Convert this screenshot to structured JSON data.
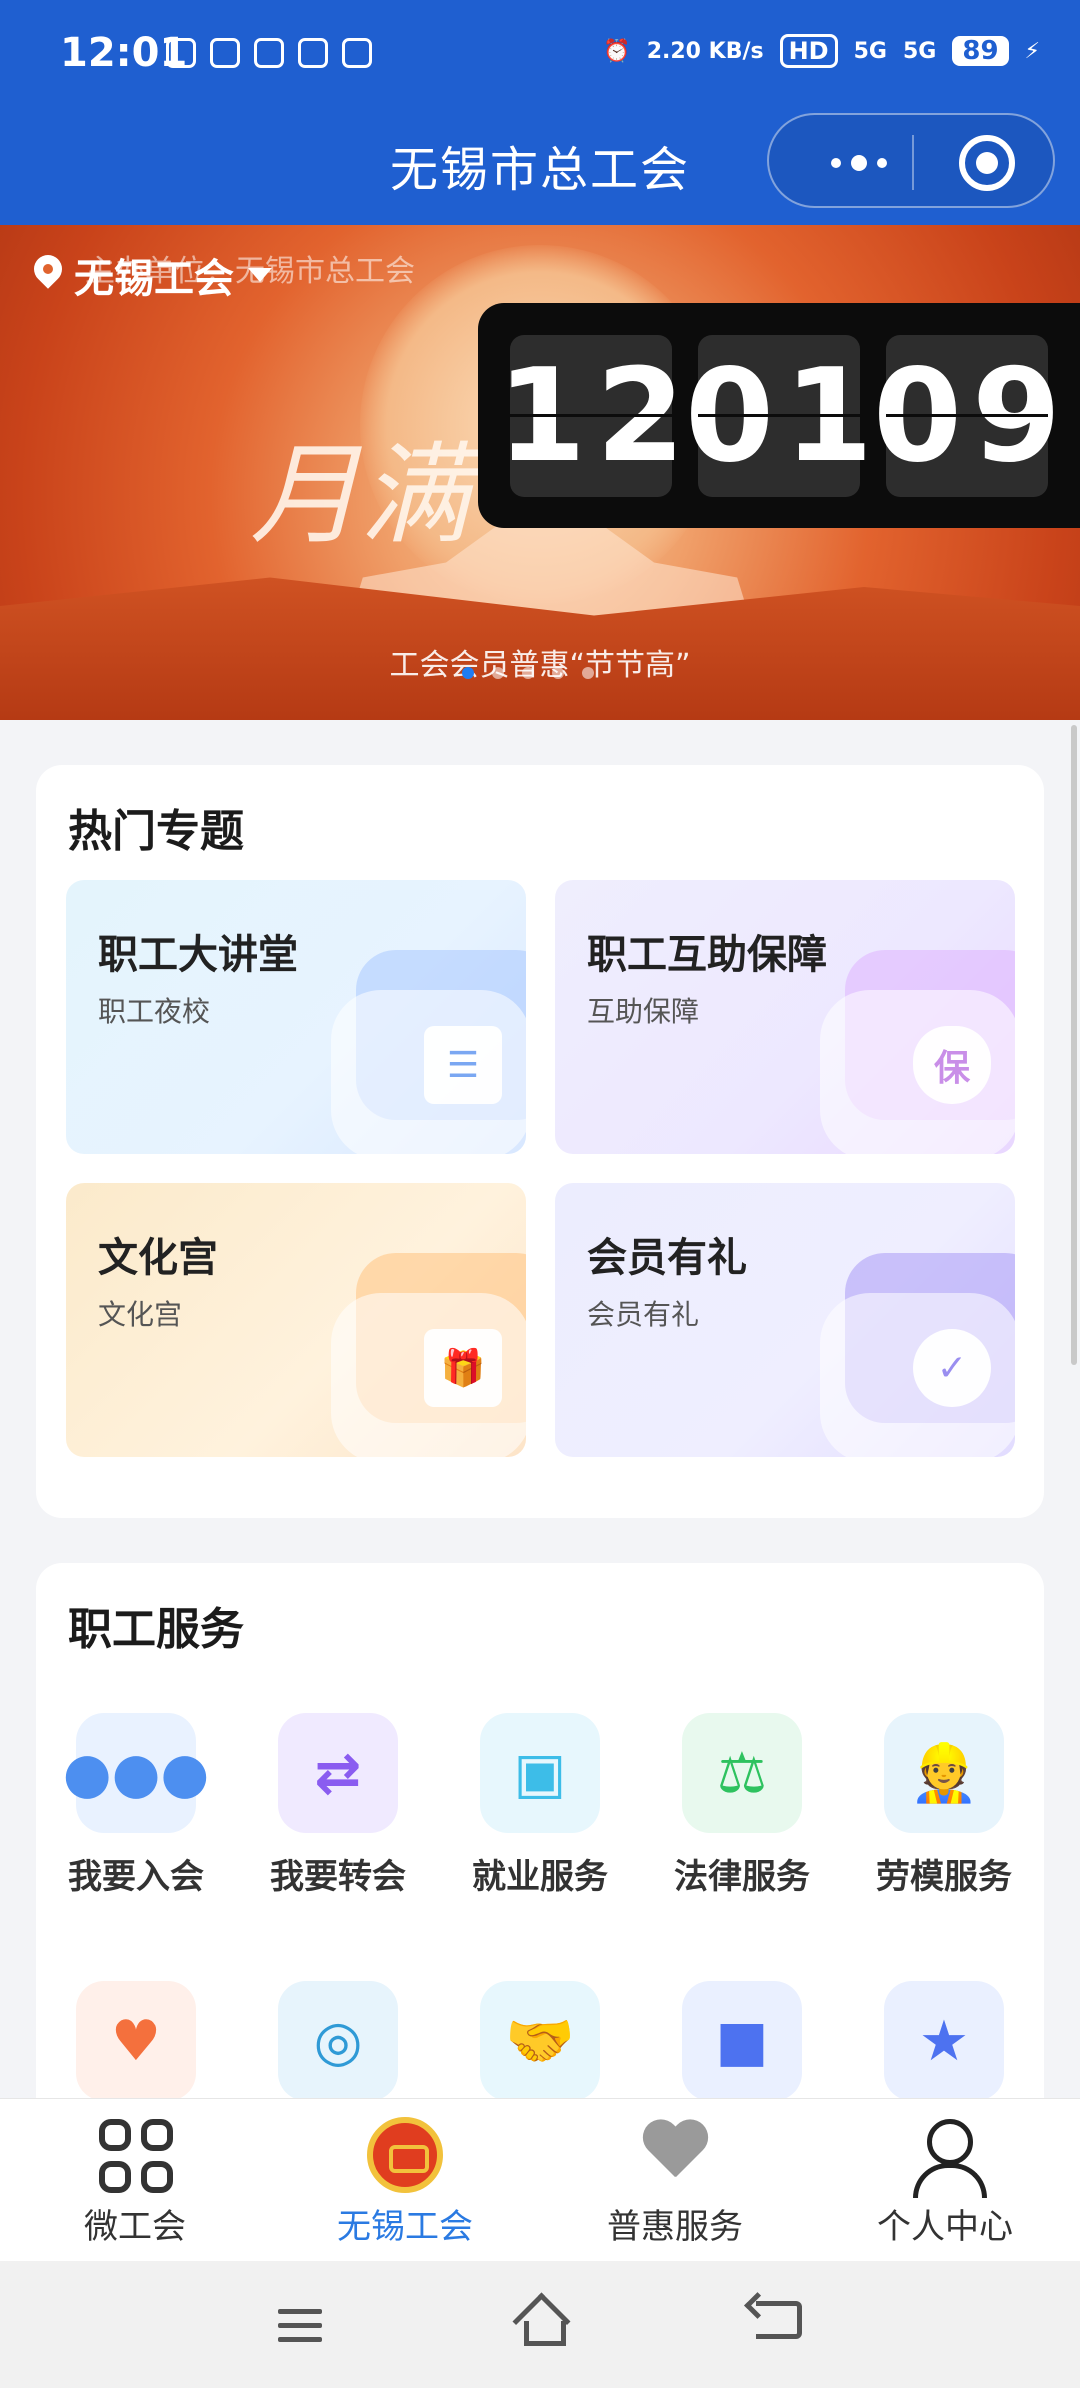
{
  "status_bar": {
    "time": "12:01",
    "net_speed": "2.20 KB/s",
    "hd": "HD",
    "signal1": "5G",
    "signal2": "5G",
    "battery": "89"
  },
  "header": {
    "title": "无锡市总工会"
  },
  "banner": {
    "location_name": "无锡工会",
    "org_line": "主办单位：无锡市总工会",
    "calligraphy": "月满",
    "caption": "工会会员普惠“节节高”",
    "clock_digits": [
      "1",
      "2",
      "0",
      "1",
      "0",
      "9"
    ]
  },
  "hot_topics": {
    "title": "热门专题",
    "tiles": [
      {
        "title": "职工大讲堂",
        "subtitle": "职工夜校",
        "icon": "news-icon"
      },
      {
        "title": "职工互助保障",
        "subtitle": "互助保障",
        "icon": "shield-bao-icon",
        "icon_text": "保"
      },
      {
        "title": "文化宫",
        "subtitle": "文化宫",
        "icon": "gift-icon"
      },
      {
        "title": "会员有礼",
        "subtitle": "会员有礼",
        "icon": "badge-icon"
      }
    ]
  },
  "services": {
    "title": "职工服务",
    "items": [
      {
        "label": "我要入会",
        "icon": "group-icon",
        "color": "#4d8ff0"
      },
      {
        "label": "我要转会",
        "icon": "transfer-user-icon",
        "color": "#8a5cf0"
      },
      {
        "label": "就业服务",
        "icon": "briefcase-icon",
        "color": "#3dbde8"
      },
      {
        "label": "法律服务",
        "icon": "scales-icon",
        "color": "#2ec25f"
      },
      {
        "label": "劳模服务",
        "icon": "worker-icon",
        "color": "#2f9ad6"
      },
      {
        "label": "",
        "icon": "care-hands-icon",
        "color": "#f4703d"
      },
      {
        "label": "",
        "icon": "social-security-icon",
        "color": "#2f9ad6"
      },
      {
        "label": "",
        "icon": "handshake-icon",
        "color": "#3dbde8"
      },
      {
        "label": "",
        "icon": "video-camera-icon",
        "color": "#4d72f0"
      },
      {
        "label": "",
        "icon": "certificate-search-icon",
        "color": "#4d72f0"
      }
    ]
  },
  "tabbar": {
    "tabs": [
      {
        "label": "微工会",
        "icon": "grid-icon",
        "active": false
      },
      {
        "label": "无锡工会",
        "icon": "union-emblem-icon",
        "active": true
      },
      {
        "label": "普惠服务",
        "icon": "heart-icon",
        "active": false
      },
      {
        "label": "个人中心",
        "icon": "user-icon",
        "active": false
      }
    ]
  },
  "colors": {
    "header_bg": "#1f5fd0",
    "active_tab": "#2a7ae2",
    "page_bg": "#f3f4f7"
  }
}
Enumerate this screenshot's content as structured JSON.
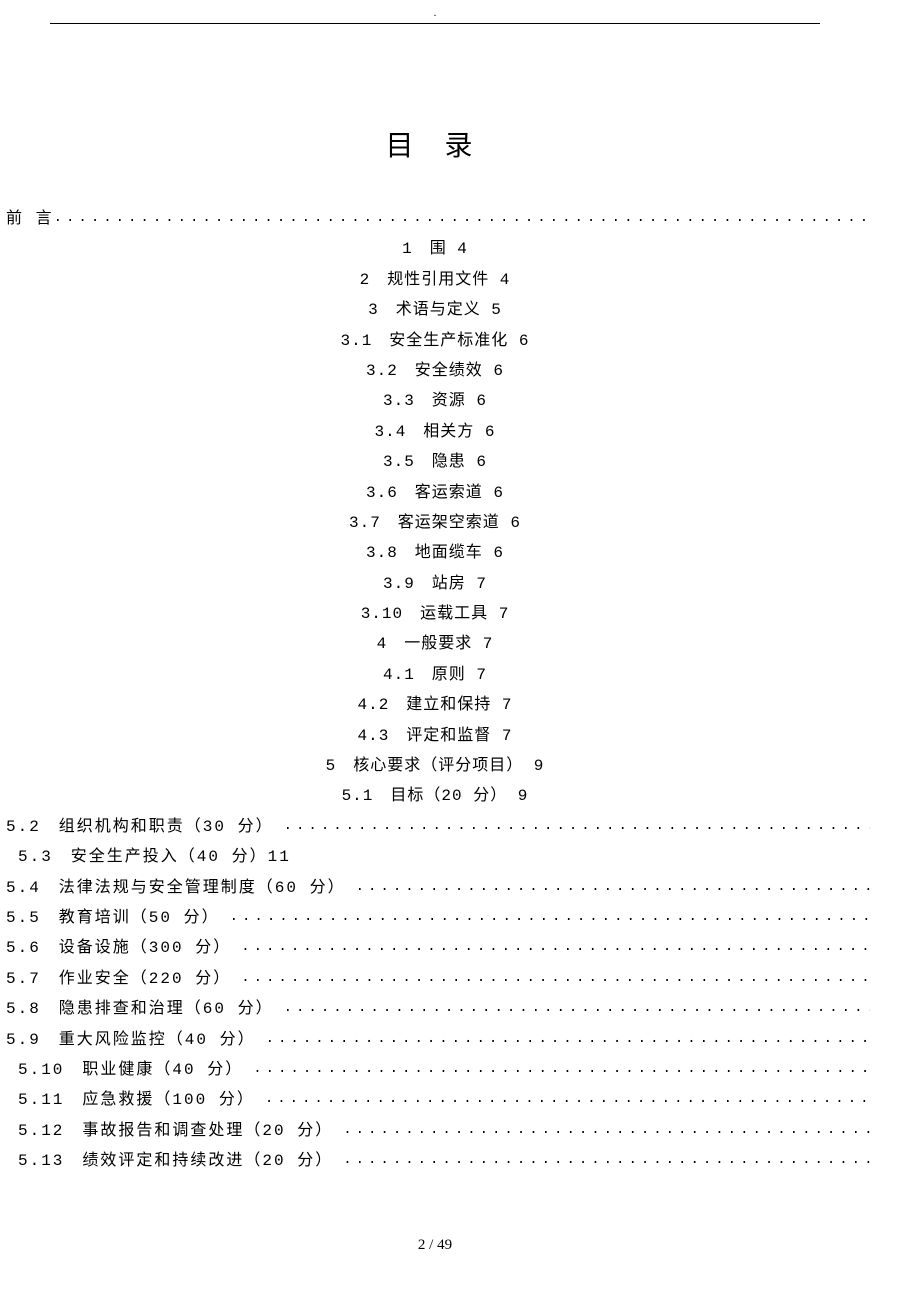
{
  "header_mark": ".",
  "title": "目 录",
  "preface": {
    "label": "前 言"
  },
  "centered": [
    {
      "num": "1",
      "text": "围",
      "page": "4"
    },
    {
      "num": "2",
      "text": "规性引用文件",
      "page": "4"
    },
    {
      "num": "3",
      "text": "术语与定义",
      "page": "5"
    },
    {
      "num": "3.1",
      "text": "安全生产标准化",
      "page": "6"
    },
    {
      "num": "3.2",
      "text": "安全绩效",
      "page": "6"
    },
    {
      "num": "3.3",
      "text": "资源",
      "page": "6"
    },
    {
      "num": "3.4",
      "text": "相关方",
      "page": "6"
    },
    {
      "num": "3.5",
      "text": "隐患",
      "page": "6"
    },
    {
      "num": "3.6",
      "text": "客运索道",
      "page": "6"
    },
    {
      "num": "3.7",
      "text": "客运架空索道",
      "page": "6"
    },
    {
      "num": "3.8",
      "text": "地面缆车",
      "page": "6"
    },
    {
      "num": "3.9",
      "text": "站房",
      "page": "7"
    },
    {
      "num": "3.10",
      "text": "运载工具",
      "page": "7"
    },
    {
      "num": "4",
      "text": "一般要求",
      "page": "7"
    },
    {
      "num": "4.1",
      "text": "原则",
      "page": "7"
    },
    {
      "num": "4.2",
      "text": "建立和保持",
      "page": "7"
    },
    {
      "num": "4.3",
      "text": "评定和监督",
      "page": "7"
    },
    {
      "num": "5",
      "text": "核心要求（评分项目）",
      "page": "9"
    },
    {
      "num": "5.1",
      "text": "目标（20 分）",
      "page": "9"
    }
  ],
  "left": [
    {
      "num": "5.2",
      "text": "组织机构和职责（30 分）",
      "dots": true,
      "indent": 1
    },
    {
      "num": "5.3",
      "text": "安全生产投入（40 分）11",
      "dots": false,
      "indent": 2
    },
    {
      "num": "5.4",
      "text": "法律法规与安全管理制度（60 分）",
      "dots": true,
      "indent": 1
    },
    {
      "num": "5.5",
      "text": "教育培训（50 分）",
      "dots": true,
      "indent": 1
    },
    {
      "num": "5.6",
      "text": "设备设施（300 分）",
      "dots": true,
      "indent": 1
    },
    {
      "num": "5.7",
      "text": "作业安全（220 分）",
      "dots": true,
      "indent": 1
    },
    {
      "num": "5.8",
      "text": "隐患排查和治理（60 分）",
      "dots": true,
      "indent": 1
    },
    {
      "num": "5.9",
      "text": "重大风险监控（40 分）",
      "dots": true,
      "indent": 1
    },
    {
      "num": "5.10",
      "text": "职业健康（40 分）",
      "dots": true,
      "indent": 2
    },
    {
      "num": "5.11",
      "text": "应急救援（100 分）",
      "dots": true,
      "indent": 2
    },
    {
      "num": "5.12",
      "text": "事故报告和调查处理（20 分）",
      "dots": true,
      "indent": 2
    },
    {
      "num": "5.13",
      "text": "绩效评定和持续改进（20 分）",
      "dots": true,
      "indent": 2
    }
  ],
  "footer": "2 / 49"
}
_ _ _ _ _ _ _
Filter lines by "screenshot" and return each hit.

* **Answer to the problem**
Convert this screenshot to structured JSON data.
Enumerate this screenshot's content as structured JSON.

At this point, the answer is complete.